Write out each record again exactly as it stands.

# # # # # # #

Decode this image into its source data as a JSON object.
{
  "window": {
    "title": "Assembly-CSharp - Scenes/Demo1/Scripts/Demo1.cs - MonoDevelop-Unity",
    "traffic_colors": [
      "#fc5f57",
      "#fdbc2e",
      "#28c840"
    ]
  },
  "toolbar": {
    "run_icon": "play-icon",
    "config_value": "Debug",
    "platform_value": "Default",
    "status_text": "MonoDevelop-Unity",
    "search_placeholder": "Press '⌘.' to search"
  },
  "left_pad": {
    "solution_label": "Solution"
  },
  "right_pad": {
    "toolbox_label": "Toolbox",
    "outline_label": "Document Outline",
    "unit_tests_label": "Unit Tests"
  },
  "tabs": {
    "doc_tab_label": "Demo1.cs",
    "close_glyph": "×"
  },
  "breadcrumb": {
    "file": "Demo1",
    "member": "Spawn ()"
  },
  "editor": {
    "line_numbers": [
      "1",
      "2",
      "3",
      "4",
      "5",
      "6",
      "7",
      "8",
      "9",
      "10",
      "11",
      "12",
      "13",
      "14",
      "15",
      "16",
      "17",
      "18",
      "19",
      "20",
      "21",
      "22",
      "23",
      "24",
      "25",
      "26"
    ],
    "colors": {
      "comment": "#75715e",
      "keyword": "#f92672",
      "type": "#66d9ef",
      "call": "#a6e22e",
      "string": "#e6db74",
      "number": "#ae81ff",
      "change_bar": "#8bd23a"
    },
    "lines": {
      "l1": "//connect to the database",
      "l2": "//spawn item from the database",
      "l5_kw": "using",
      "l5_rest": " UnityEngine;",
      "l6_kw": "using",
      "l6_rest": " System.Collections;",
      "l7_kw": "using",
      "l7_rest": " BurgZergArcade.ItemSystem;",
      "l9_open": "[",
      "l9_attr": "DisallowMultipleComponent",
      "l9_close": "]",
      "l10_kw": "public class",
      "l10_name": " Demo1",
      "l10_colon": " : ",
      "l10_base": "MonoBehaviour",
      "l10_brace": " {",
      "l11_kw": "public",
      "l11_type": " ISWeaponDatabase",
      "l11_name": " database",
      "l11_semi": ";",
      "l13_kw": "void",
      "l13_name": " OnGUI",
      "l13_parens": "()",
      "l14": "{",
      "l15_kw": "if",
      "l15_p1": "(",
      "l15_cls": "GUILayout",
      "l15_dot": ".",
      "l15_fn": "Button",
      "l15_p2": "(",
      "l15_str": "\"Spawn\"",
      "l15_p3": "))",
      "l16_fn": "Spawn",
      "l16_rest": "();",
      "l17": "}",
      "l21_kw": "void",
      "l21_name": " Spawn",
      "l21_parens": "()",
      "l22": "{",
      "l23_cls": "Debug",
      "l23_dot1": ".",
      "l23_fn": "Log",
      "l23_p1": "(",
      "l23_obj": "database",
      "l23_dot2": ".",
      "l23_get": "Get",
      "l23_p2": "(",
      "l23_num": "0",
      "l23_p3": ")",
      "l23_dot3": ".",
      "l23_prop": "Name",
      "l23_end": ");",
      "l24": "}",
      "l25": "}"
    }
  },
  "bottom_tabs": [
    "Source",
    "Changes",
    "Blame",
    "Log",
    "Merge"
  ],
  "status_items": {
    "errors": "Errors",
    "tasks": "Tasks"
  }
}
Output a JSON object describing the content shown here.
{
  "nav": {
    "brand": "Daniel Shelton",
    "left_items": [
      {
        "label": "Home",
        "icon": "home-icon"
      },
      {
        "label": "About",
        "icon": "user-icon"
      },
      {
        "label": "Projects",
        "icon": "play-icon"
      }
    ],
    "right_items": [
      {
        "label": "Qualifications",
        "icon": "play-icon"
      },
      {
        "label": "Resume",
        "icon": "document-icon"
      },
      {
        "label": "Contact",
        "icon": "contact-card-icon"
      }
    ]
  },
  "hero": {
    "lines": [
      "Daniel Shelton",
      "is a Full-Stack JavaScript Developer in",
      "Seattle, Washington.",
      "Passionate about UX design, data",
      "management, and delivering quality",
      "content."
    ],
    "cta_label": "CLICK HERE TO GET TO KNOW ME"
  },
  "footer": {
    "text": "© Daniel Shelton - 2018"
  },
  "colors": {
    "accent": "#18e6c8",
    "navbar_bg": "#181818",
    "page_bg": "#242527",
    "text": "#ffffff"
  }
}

# # # # # # #

*TASK RESPONSE*
Decode this image into its source data as a JSON object.
{
  "window": {
    "title": "Assembly-CSharp - Scenes/Demo1/Scripts/Demo1.cs - MonoDevelop-Unity",
    "traffic_colors": [
      "#fc5f57",
      "#fdbc2e",
      "#28c840"
    ]
  },
  "toolbar": {
    "run_icon": "play-icon",
    "config_value": "Debug",
    "platform_value": "Default",
    "status_text": "MonoDevelop-Unity",
    "search_placeholder": "Press '⌘.' to search"
  },
  "left_pad": {
    "solution_label": "Solution"
  },
  "right_pad": {
    "toolbox_label": "Toolbox",
    "outline_label": "Document Outline",
    "unit_tests_label": "Unit Tests"
  },
  "tabs": {
    "doc_tab_label": "Demo1.cs",
    "close_glyph": "×"
  },
  "breadcrumb": {
    "file": "Demo1",
    "member": "Spawn ()"
  },
  "editor": {
    "line_numbers": [
      "1",
      "2",
      "3",
      "4",
      "5",
      "6",
      "7",
      "8",
      "9",
      "10",
      "11",
      "12",
      "13",
      "14",
      "15",
      "16",
      "17",
      "18",
      "19",
      "20",
      "21",
      "22",
      "23",
      "24",
      "25",
      "26"
    ],
    "colors": {
      "comment": "#75715e",
      "keyword": "#f92672",
      "type": "#66d9ef",
      "call": "#a6e22e",
      "string": "#e6db74",
      "number": "#ae81ff",
      "change_bar": "#8bd23a"
    },
    "lines": {
      "l1": "//connect to the database",
      "l2": "//spawn item from the database",
      "l5_kw": "using",
      "l5_rest": " UnityEngine;",
      "l6_kw": "using",
      "l6_rest": " System.Collections;",
      "l7_kw": "using",
      "l7_rest": " BurgZergArcade.ItemSystem;",
      "l9_open": "[",
      "l9_attr": "DisallowMultipleComponent",
      "l9_close": "]",
      "l10_kw": "public class",
      "l10_name": " Demo1",
      "l10_colon": " : ",
      "l10_base": "MonoBehaviour",
      "l10_brace": " {",
      "l11_kw": "public",
      "l11_type": " ISWeaponDatabase",
      "l11_name": " database",
      "l11_semi": ";",
      "l13_kw": "void",
      "l13_name": " OnGUI",
      "l13_parens": "()",
      "l14": "{",
      "l15_kw": "if",
      "l15_p1": "(",
      "l15_cls": "GUILayout",
      "l15_dot": ".",
      "l15_fn": "Button",
      "l15_p2": "(",
      "l15_str": "\"Spawn\"",
      "l15_p3": "))",
      "l16_fn": "Spawn",
      "l16_rest": "();",
      "l17": "}",
      "l21_kw": "void",
      "l21_name": " Spawn",
      "l21_parens": "()",
      "l22": "{",
      "l23_cls": "Debug",
      "l23_dot1": ".",
      "l23_fn": "Log",
      "l23_p1": "(",
      "l23_obj": "database",
      "l23_dot2": ".",
      "l23_get": "Get",
      "l23_p2": "(",
      "l23_num": "0",
      "l23_p3": ")",
      "l23_dot3": ".",
      "l23_prop": "Name",
      "l23_end": ");",
      "l24": "}",
      "l25": "}"
    }
  },
  "bottom_tabs": [
    "Source",
    "Changes",
    "Blame",
    "Log",
    "Merge"
  ],
  "status_items": {
    "errors": "Errors",
    "tasks": "Tasks"
  }
}
Output a JSON object describing the content shown here.
{
  "nav": {
    "brand": "Daniel Shelton",
    "left_items": [
      {
        "label": "Home",
        "icon": "home-icon"
      },
      {
        "label": "About",
        "icon": "user-icon"
      },
      {
        "label": "Projects",
        "icon": "play-icon"
      }
    ],
    "right_items": [
      {
        "label": "Qualifications",
        "icon": "play-icon"
      },
      {
        "label": "Resume",
        "icon": "document-icon"
      },
      {
        "label": "Contact",
        "icon": "contact-card-icon"
      }
    ]
  },
  "hero": {
    "lines": [
      "Daniel Shelton",
      "is a Full-Stack JavaScript Developer in",
      "Seattle, Washington.",
      "Passionate about UX design, data",
      "management, and delivering quality",
      "content."
    ],
    "cta_label": "CLICK HERE TO GET TO KNOW ME"
  },
  "footer": {
    "text": "© Daniel Shelton - 2018"
  },
  "colors": {
    "accent": "#18e6c8",
    "navbar_bg": "#181818",
    "page_bg": "#242527",
    "text": "#ffffff"
  }
}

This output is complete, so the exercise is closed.